> _DIRECTIONS FOR THIS TASK_: Pick out each line of the records in which the word "arbetskraften" appears.

> _INFORMATION PROVIDED_:
>> Begin

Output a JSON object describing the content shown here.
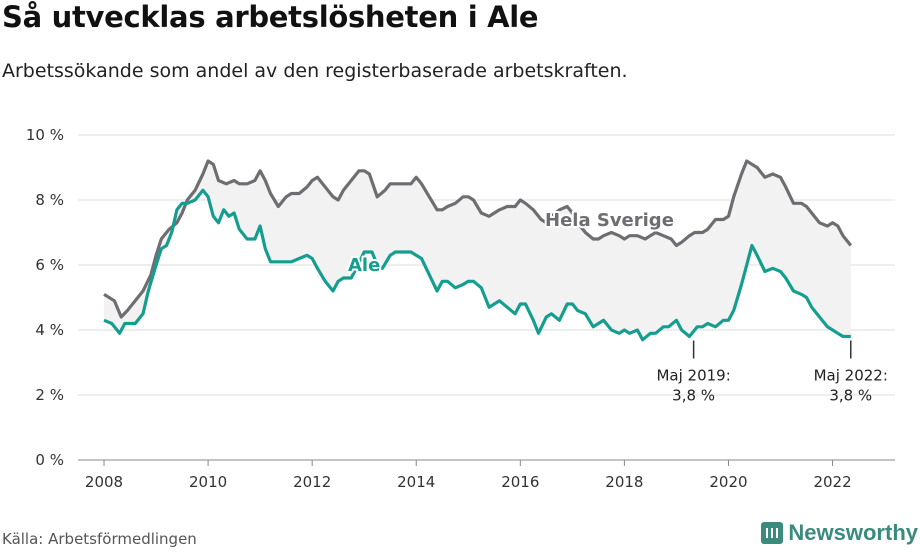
{
  "title": "Så utvecklas arbetslösheten i Ale",
  "subtitle": "Arbetssökande som andel av den registerbaserade arbetskraften.",
  "source": "Källa: Arbetsförmedlingen",
  "logo_text": "Newsworthy",
  "colors": {
    "sverige": "#6e6e72",
    "ale": "#159e8f",
    "band": "#f2f2f2",
    "grid": "#dddddd",
    "logo": "#3a8a7e"
  },
  "chart_data": {
    "type": "line",
    "title": "Så utvecklas arbetslösheten i Ale",
    "subtitle": "Arbetssökande som andel av den registerbaserade arbetskraften.",
    "xlim": [
      2007.5,
      2023.2
    ],
    "ylim": [
      0,
      10
    ],
    "x_ticks": [
      2008,
      2010,
      2012,
      2014,
      2016,
      2018,
      2020,
      2022
    ],
    "x_tick_labels": [
      "2008",
      "2010",
      "2012",
      "2014",
      "2016",
      "2018",
      "2020",
      "2022"
    ],
    "y_ticks": [
      0,
      2,
      4,
      6,
      8,
      10
    ],
    "y_tick_labels": [
      "0 %",
      "2 %",
      "4 %",
      "6 %",
      "8 %",
      "10 %"
    ],
    "grid": true,
    "series": [
      {
        "name": "Hela Sverige",
        "x": [
          2008.0,
          2008.2,
          2008.33,
          2008.45,
          2008.6,
          2008.75,
          2008.9,
          2009.0,
          2009.1,
          2009.25,
          2009.4,
          2009.5,
          2009.6,
          2009.75,
          2009.9,
          2010.0,
          2010.1,
          2010.2,
          2010.35,
          2010.5,
          2010.6,
          2010.75,
          2010.9,
          2011.0,
          2011.1,
          2011.2,
          2011.35,
          2011.5,
          2011.6,
          2011.75,
          2011.9,
          2012.0,
          2012.1,
          2012.25,
          2012.4,
          2012.5,
          2012.6,
          2012.75,
          2012.9,
          2013.0,
          2013.1,
          2013.25,
          2013.4,
          2013.5,
          2013.6,
          2013.75,
          2013.9,
          2014.0,
          2014.1,
          2014.25,
          2014.4,
          2014.5,
          2014.6,
          2014.75,
          2014.9,
          2015.0,
          2015.1,
          2015.25,
          2015.4,
          2015.5,
          2015.6,
          2015.75,
          2015.9,
          2016.0,
          2016.1,
          2016.25,
          2016.4,
          2016.5,
          2016.6,
          2016.75,
          2016.9,
          2017.0,
          2017.1,
          2017.25,
          2017.4,
          2017.5,
          2017.6,
          2017.75,
          2017.9,
          2018.0,
          2018.1,
          2018.25,
          2018.4,
          2018.5,
          2018.6,
          2018.75,
          2018.9,
          2019.0,
          2019.1,
          2019.25,
          2019.35,
          2019.5,
          2019.6,
          2019.75,
          2019.9,
          2020.0,
          2020.1,
          2020.25,
          2020.35,
          2020.45,
          2020.55,
          2020.7,
          2020.85,
          2021.0,
          2021.1,
          2021.25,
          2021.4,
          2021.5,
          2021.6,
          2021.75,
          2021.9,
          2022.0,
          2022.1,
          2022.2,
          2022.35
        ],
        "values": [
          5.1,
          4.9,
          4.4,
          4.6,
          4.9,
          5.2,
          5.7,
          6.3,
          6.8,
          7.1,
          7.3,
          7.6,
          8.0,
          8.3,
          8.8,
          9.2,
          9.1,
          8.6,
          8.5,
          8.6,
          8.5,
          8.5,
          8.6,
          8.9,
          8.6,
          8.2,
          7.8,
          8.1,
          8.2,
          8.2,
          8.4,
          8.6,
          8.7,
          8.4,
          8.1,
          8.0,
          8.3,
          8.6,
          8.9,
          8.9,
          8.8,
          8.1,
          8.3,
          8.5,
          8.5,
          8.5,
          8.5,
          8.7,
          8.5,
          8.1,
          7.7,
          7.7,
          7.8,
          7.9,
          8.1,
          8.1,
          8.0,
          7.6,
          7.5,
          7.6,
          7.7,
          7.8,
          7.8,
          8.0,
          7.9,
          7.7,
          7.4,
          7.3,
          7.5,
          7.7,
          7.8,
          7.6,
          7.3,
          7.0,
          6.8,
          6.8,
          6.9,
          7.0,
          6.9,
          6.8,
          6.9,
          6.9,
          6.8,
          6.9,
          7.0,
          6.9,
          6.8,
          6.6,
          6.7,
          6.9,
          7.0,
          7.0,
          7.1,
          7.4,
          7.4,
          7.5,
          8.1,
          8.8,
          9.2,
          9.1,
          9.0,
          8.7,
          8.8,
          8.7,
          8.4,
          7.9,
          7.9,
          7.8,
          7.6,
          7.3,
          7.2,
          7.3,
          7.2,
          6.9,
          6.6
        ]
      },
      {
        "name": "Ale",
        "x": [
          2008.0,
          2008.15,
          2008.3,
          2008.4,
          2008.5,
          2008.6,
          2008.75,
          2008.85,
          2009.0,
          2009.1,
          2009.2,
          2009.3,
          2009.4,
          2009.5,
          2009.6,
          2009.75,
          2009.9,
          2010.0,
          2010.1,
          2010.2,
          2010.3,
          2010.4,
          2010.5,
          2010.6,
          2010.75,
          2010.9,
          2011.0,
          2011.1,
          2011.2,
          2011.35,
          2011.5,
          2011.6,
          2011.75,
          2011.9,
          2012.0,
          2012.1,
          2012.25,
          2012.4,
          2012.5,
          2012.6,
          2012.75,
          2012.85,
          2013.0,
          2013.15,
          2013.25,
          2013.35,
          2013.5,
          2013.6,
          2013.75,
          2013.9,
          2014.0,
          2014.1,
          2014.25,
          2014.4,
          2014.5,
          2014.6,
          2014.75,
          2014.9,
          2015.0,
          2015.1,
          2015.25,
          2015.4,
          2015.5,
          2015.6,
          2015.75,
          2015.9,
          2016.0,
          2016.1,
          2016.25,
          2016.35,
          2016.5,
          2016.6,
          2016.75,
          2016.9,
          2017.0,
          2017.1,
          2017.25,
          2017.4,
          2017.5,
          2017.6,
          2017.75,
          2017.9,
          2018.0,
          2018.1,
          2018.25,
          2018.35,
          2018.5,
          2018.6,
          2018.75,
          2018.85,
          2019.0,
          2019.1,
          2019.25,
          2019.4,
          2019.5,
          2019.6,
          2019.75,
          2019.9,
          2020.0,
          2020.1,
          2020.25,
          2020.35,
          2020.45,
          2020.55,
          2020.7,
          2020.85,
          2021.0,
          2021.1,
          2021.25,
          2021.4,
          2021.5,
          2021.6,
          2021.75,
          2021.9,
          2022.0,
          2022.1,
          2022.2,
          2022.35
        ],
        "values": [
          4.3,
          4.2,
          3.9,
          4.2,
          4.2,
          4.2,
          4.5,
          5.2,
          6.0,
          6.5,
          6.6,
          7.0,
          7.7,
          7.9,
          7.9,
          8.0,
          8.3,
          8.1,
          7.5,
          7.3,
          7.7,
          7.5,
          7.6,
          7.1,
          6.8,
          6.8,
          7.2,
          6.5,
          6.1,
          6.1,
          6.1,
          6.1,
          6.2,
          6.3,
          6.2,
          5.9,
          5.5,
          5.2,
          5.5,
          5.6,
          5.6,
          5.9,
          6.4,
          6.4,
          6.0,
          5.9,
          6.3,
          6.4,
          6.4,
          6.4,
          6.3,
          6.2,
          5.7,
          5.2,
          5.5,
          5.5,
          5.3,
          5.4,
          5.5,
          5.5,
          5.3,
          4.7,
          4.8,
          4.9,
          4.7,
          4.5,
          4.8,
          4.8,
          4.3,
          3.9,
          4.4,
          4.5,
          4.3,
          4.8,
          4.8,
          4.6,
          4.5,
          4.1,
          4.2,
          4.3,
          4.0,
          3.9,
          4.0,
          3.9,
          4.0,
          3.7,
          3.9,
          3.9,
          4.1,
          4.1,
          4.3,
          4.0,
          3.8,
          4.1,
          4.1,
          4.2,
          4.1,
          4.3,
          4.3,
          4.6,
          5.4,
          6.0,
          6.6,
          6.3,
          5.8,
          5.9,
          5.8,
          5.6,
          5.2,
          5.1,
          5.0,
          4.7,
          4.4,
          4.1,
          4.0,
          3.9,
          3.8,
          3.8
        ]
      }
    ],
    "series_labels": {
      "sverige": "Hela Sverige",
      "ale": "Ale"
    },
    "annotations": [
      {
        "x": 2019.33,
        "y": 3.8,
        "line1": "Maj 2019:",
        "line2": "3,8 %"
      },
      {
        "x": 2022.35,
        "y": 3.8,
        "line1": "Maj 2022:",
        "line2": "3,8 %"
      }
    ]
  }
}
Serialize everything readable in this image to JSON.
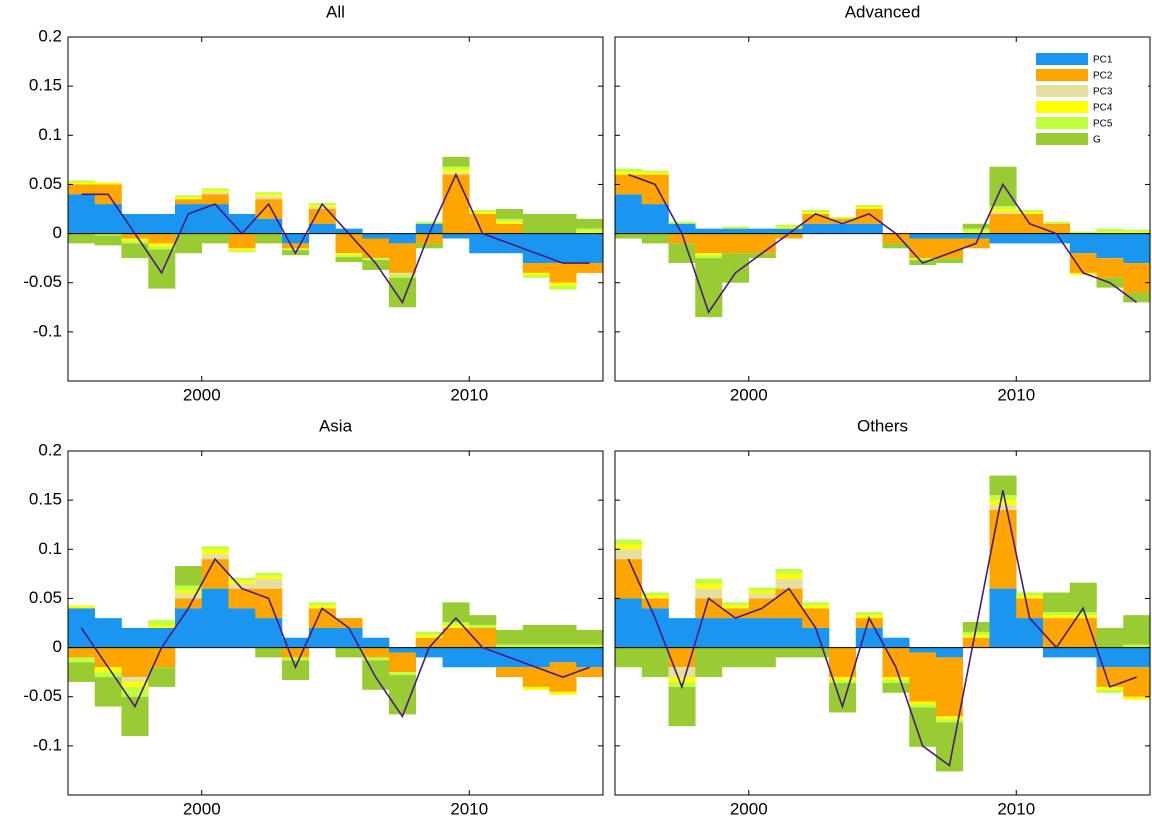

>> End

> _THE ANSWER_:
  "subtitle": "Arbetssökande som andel av den registerbaserade arbetskraften.",
    "subtitle": "Arbetssökande som andel av den registerbaserade arbetskraften.",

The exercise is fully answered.